▶ _DATA IN THIS EXERCISE_
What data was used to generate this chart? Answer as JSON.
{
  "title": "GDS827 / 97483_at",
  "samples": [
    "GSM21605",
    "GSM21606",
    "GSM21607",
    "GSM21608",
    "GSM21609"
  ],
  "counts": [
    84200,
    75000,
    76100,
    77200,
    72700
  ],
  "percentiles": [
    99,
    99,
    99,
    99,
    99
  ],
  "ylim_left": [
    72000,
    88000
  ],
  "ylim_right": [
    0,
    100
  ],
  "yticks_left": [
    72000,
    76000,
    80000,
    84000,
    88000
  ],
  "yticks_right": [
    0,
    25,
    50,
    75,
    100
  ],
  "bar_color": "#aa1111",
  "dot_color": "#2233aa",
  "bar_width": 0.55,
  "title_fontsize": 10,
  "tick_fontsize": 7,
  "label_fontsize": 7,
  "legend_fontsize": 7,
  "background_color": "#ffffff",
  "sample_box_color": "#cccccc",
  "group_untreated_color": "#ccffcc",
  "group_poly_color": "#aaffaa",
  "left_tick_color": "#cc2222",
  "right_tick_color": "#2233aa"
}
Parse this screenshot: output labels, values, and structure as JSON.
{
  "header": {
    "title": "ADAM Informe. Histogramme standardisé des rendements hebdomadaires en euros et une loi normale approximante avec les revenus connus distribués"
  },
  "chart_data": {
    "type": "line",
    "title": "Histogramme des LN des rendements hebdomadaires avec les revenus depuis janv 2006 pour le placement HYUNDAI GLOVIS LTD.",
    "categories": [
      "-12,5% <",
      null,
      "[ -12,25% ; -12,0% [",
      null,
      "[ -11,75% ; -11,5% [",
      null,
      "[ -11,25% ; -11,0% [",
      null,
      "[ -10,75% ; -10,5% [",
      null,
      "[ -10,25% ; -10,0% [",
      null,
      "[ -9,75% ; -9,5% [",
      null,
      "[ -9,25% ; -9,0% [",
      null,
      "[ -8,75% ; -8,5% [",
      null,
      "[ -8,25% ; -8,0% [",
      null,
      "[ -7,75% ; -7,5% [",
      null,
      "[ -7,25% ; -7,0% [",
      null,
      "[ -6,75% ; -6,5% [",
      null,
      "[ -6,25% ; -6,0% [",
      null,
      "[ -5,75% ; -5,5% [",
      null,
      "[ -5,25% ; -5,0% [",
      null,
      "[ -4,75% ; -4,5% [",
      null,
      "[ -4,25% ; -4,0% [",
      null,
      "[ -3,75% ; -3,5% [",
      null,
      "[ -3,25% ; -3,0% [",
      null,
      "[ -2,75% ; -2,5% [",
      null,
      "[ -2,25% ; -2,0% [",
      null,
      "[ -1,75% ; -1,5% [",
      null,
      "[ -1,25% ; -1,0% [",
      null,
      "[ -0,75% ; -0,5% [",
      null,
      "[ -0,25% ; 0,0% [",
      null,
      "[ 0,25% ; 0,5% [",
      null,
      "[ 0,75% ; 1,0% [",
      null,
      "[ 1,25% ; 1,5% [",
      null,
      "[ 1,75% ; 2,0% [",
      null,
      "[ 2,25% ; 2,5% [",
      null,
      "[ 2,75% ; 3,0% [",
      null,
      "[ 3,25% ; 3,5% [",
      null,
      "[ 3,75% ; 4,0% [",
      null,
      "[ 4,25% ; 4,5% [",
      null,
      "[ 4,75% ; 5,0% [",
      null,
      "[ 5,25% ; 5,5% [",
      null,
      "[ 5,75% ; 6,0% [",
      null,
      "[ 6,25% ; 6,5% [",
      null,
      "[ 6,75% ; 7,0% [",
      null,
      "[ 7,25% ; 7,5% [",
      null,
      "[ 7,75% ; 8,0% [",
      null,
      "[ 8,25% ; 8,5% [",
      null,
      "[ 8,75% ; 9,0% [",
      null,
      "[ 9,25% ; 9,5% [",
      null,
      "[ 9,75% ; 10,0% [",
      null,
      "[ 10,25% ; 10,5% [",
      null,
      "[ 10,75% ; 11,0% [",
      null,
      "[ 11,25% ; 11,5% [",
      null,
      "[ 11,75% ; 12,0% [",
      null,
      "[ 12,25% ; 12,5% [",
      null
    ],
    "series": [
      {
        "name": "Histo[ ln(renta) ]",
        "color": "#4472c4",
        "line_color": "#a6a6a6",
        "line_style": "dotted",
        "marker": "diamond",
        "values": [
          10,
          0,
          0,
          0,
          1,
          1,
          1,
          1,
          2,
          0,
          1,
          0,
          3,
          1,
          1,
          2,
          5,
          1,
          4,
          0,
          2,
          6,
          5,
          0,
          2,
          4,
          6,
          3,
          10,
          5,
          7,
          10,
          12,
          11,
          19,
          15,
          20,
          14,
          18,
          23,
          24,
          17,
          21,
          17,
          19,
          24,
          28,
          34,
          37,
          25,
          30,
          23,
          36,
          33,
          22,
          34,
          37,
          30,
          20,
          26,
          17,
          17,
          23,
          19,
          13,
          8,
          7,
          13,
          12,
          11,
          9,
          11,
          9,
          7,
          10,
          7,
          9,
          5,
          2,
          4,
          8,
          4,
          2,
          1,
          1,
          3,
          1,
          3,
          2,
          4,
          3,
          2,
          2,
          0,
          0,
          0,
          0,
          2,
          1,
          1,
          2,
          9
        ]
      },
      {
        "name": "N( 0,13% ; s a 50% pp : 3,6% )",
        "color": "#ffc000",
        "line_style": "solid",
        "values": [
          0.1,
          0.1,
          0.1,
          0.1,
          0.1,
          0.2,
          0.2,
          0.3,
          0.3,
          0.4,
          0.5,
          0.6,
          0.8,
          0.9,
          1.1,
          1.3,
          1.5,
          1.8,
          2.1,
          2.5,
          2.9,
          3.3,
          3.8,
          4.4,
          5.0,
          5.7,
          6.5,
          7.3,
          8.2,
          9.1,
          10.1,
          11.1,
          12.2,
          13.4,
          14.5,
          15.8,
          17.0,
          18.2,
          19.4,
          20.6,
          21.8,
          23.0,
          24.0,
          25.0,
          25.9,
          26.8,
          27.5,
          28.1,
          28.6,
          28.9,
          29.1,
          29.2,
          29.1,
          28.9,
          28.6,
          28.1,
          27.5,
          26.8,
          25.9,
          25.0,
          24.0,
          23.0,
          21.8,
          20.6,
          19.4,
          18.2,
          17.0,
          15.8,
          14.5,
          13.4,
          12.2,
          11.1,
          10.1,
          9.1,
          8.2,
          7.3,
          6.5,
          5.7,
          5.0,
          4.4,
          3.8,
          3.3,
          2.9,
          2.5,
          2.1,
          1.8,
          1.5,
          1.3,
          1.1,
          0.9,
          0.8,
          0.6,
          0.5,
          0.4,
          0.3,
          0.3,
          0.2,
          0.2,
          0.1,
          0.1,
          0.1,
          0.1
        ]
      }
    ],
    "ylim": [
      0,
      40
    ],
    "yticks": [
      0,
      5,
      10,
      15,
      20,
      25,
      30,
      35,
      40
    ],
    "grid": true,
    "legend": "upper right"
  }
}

▶ _OBJECTIVE_
Would you reproduce the material above in full, exactly as given?

▶ _WORKED SOLUTION_
What data was used to generate this chart? Answer as JSON.
{
  "title": "GDS827 / 97483_at",
  "samples": [
    "GSM21605",
    "GSM21606",
    "GSM21607",
    "GSM21608",
    "GSM21609"
  ],
  "counts": [
    84200,
    75000,
    76100,
    77200,
    72700
  ],
  "percentiles": [
    99,
    99,
    99,
    99,
    99
  ],
  "ylim_left": [
    72000,
    88000
  ],
  "ylim_right": [
    0,
    100
  ],
  "yticks_left": [
    72000,
    76000,
    80000,
    84000,
    88000
  ],
  "yticks_right": [
    0,
    25,
    50,
    75,
    100
  ],
  "bar_color": "#aa1111",
  "dot_color": "#2233aa",
  "bar_width": 0.55,
  "title_fontsize": 10,
  "tick_fontsize": 7,
  "label_fontsize": 7,
  "legend_fontsize": 7,
  "background_color": "#ffffff",
  "sample_box_color": "#cccccc",
  "group_untreated_color": "#ccffcc",
  "group_poly_color": "#aaffaa",
  "left_tick_color": "#cc2222",
  "right_tick_color": "#2233aa"
}
Parse this screenshot: output labels, values, and structure as JSON.
{
  "header": {
    "title": "ADAM Informe. Histogramme standardisé des rendements hebdomadaires en euros et une loi normale approximante avec les revenus connus distribués"
  },
  "chart_data": {
    "type": "line",
    "title": "Histogramme des LN des rendements hebdomadaires avec les revenus depuis janv 2006 pour le placement HYUNDAI GLOVIS LTD.",
    "categories": [
      "-12,5% <",
      null,
      "[ -12,25% ; -12,0% [",
      null,
      "[ -11,75% ; -11,5% [",
      null,
      "[ -11,25% ; -11,0% [",
      null,
      "[ -10,75% ; -10,5% [",
      null,
      "[ -10,25% ; -10,0% [",
      null,
      "[ -9,75% ; -9,5% [",
      null,
      "[ -9,25% ; -9,0% [",
      null,
      "[ -8,75% ; -8,5% [",
      null,
      "[ -8,25% ; -8,0% [",
      null,
      "[ -7,75% ; -7,5% [",
      null,
      "[ -7,25% ; -7,0% [",
      null,
      "[ -6,75% ; -6,5% [",
      null,
      "[ -6,25% ; -6,0% [",
      null,
      "[ -5,75% ; -5,5% [",
      null,
      "[ -5,25% ; -5,0% [",
      null,
      "[ -4,75% ; -4,5% [",
      null,
      "[ -4,25% ; -4,0% [",
      null,
      "[ -3,75% ; -3,5% [",
      null,
      "[ -3,25% ; -3,0% [",
      null,
      "[ -2,75% ; -2,5% [",
      null,
      "[ -2,25% ; -2,0% [",
      null,
      "[ -1,75% ; -1,5% [",
      null,
      "[ -1,25% ; -1,0% [",
      null,
      "[ -0,75% ; -0,5% [",
      null,
      "[ -0,25% ; 0,0% [",
      null,
      "[ 0,25% ; 0,5% [",
      null,
      "[ 0,75% ; 1,0% [",
      null,
      "[ 1,25% ; 1,5% [",
      null,
      "[ 1,75% ; 2,0% [",
      null,
      "[ 2,25% ; 2,5% [",
      null,
      "[ 2,75% ; 3,0% [",
      null,
      "[ 3,25% ; 3,5% [",
      null,
      "[ 3,75% ; 4,0% [",
      null,
      "[ 4,25% ; 4,5% [",
      null,
      "[ 4,75% ; 5,0% [",
      null,
      "[ 5,25% ; 5,5% [",
      null,
      "[ 5,75% ; 6,0% [",
      null,
      "[ 6,25% ; 6,5% [",
      null,
      "[ 6,75% ; 7,0% [",
      null,
      "[ 7,25% ; 7,5% [",
      null,
      "[ 7,75% ; 8,0% [",
      null,
      "[ 8,25% ; 8,5% [",
      null,
      "[ 8,75% ; 9,0% [",
      null,
      "[ 9,25% ; 9,5% [",
      null,
      "[ 9,75% ; 10,0% [",
      null,
      "[ 10,25% ; 10,5% [",
      null,
      "[ 10,75% ; 11,0% [",
      null,
      "[ 11,25% ; 11,5% [",
      null,
      "[ 11,75% ; 12,0% [",
      null,
      "[ 12,25% ; 12,5% [",
      null
    ],
    "series": [
      {
        "name": "Histo[ ln(renta) ]",
        "color": "#4472c4",
        "line_color": "#a6a6a6",
        "line_style": "dotted",
        "marker": "diamond",
        "values": [
          10,
          0,
          0,
          0,
          1,
          1,
          1,
          1,
          2,
          0,
          1,
          0,
          3,
          1,
          1,
          2,
          5,
          1,
          4,
          0,
          2,
          6,
          5,
          0,
          2,
          4,
          6,
          3,
          10,
          5,
          7,
          10,
          12,
          11,
          19,
          15,
          20,
          14,
          18,
          23,
          24,
          17,
          21,
          17,
          19,
          24,
          28,
          34,
          37,
          25,
          30,
          23,
          36,
          33,
          22,
          34,
          37,
          30,
          20,
          26,
          17,
          17,
          23,
          19,
          13,
          8,
          7,
          13,
          12,
          11,
          9,
          11,
          9,
          7,
          10,
          7,
          9,
          5,
          2,
          4,
          8,
          4,
          2,
          1,
          1,
          3,
          1,
          3,
          2,
          4,
          3,
          2,
          2,
          0,
          0,
          0,
          0,
          2,
          1,
          1,
          2,
          9
        ]
      },
      {
        "name": "N( 0,13% ; s a 50% pp : 3,6% )",
        "color": "#ffc000",
        "line_style": "solid",
        "values": [
          0.1,
          0.1,
          0.1,
          0.1,
          0.1,
          0.2,
          0.2,
          0.3,
          0.3,
          0.4,
          0.5,
          0.6,
          0.8,
          0.9,
          1.1,
          1.3,
          1.5,
          1.8,
          2.1,
          2.5,
          2.9,
          3.3,
          3.8,
          4.4,
          5.0,
          5.7,
          6.5,
          7.3,
          8.2,
          9.1,
          10.1,
          11.1,
          12.2,
          13.4,
          14.5,
          15.8,
          17.0,
          18.2,
          19.4,
          20.6,
          21.8,
          23.0,
          24.0,
          25.0,
          25.9,
          26.8,
          27.5,
          28.1,
          28.6,
          28.9,
          29.1,
          29.2,
          29.1,
          28.9,
          28.6,
          28.1,
          27.5,
          26.8,
          25.9,
          25.0,
          24.0,
          23.0,
          21.8,
          20.6,
          19.4,
          18.2,
          17.0,
          15.8,
          14.5,
          13.4,
          12.2,
          11.1,
          10.1,
          9.1,
          8.2,
          7.3,
          6.5,
          5.7,
          5.0,
          4.4,
          3.8,
          3.3,
          2.9,
          2.5,
          2.1,
          1.8,
          1.5,
          1.3,
          1.1,
          0.9,
          0.8,
          0.6,
          0.5,
          0.4,
          0.3,
          0.3,
          0.2,
          0.2,
          0.1,
          0.1,
          0.1,
          0.1
        ]
      }
    ],
    "ylim": [
      0,
      40
    ],
    "yticks": [
      0,
      5,
      10,
      15,
      20,
      25,
      30,
      35,
      40
    ],
    "grid": true,
    "legend": "upper right"
  }
}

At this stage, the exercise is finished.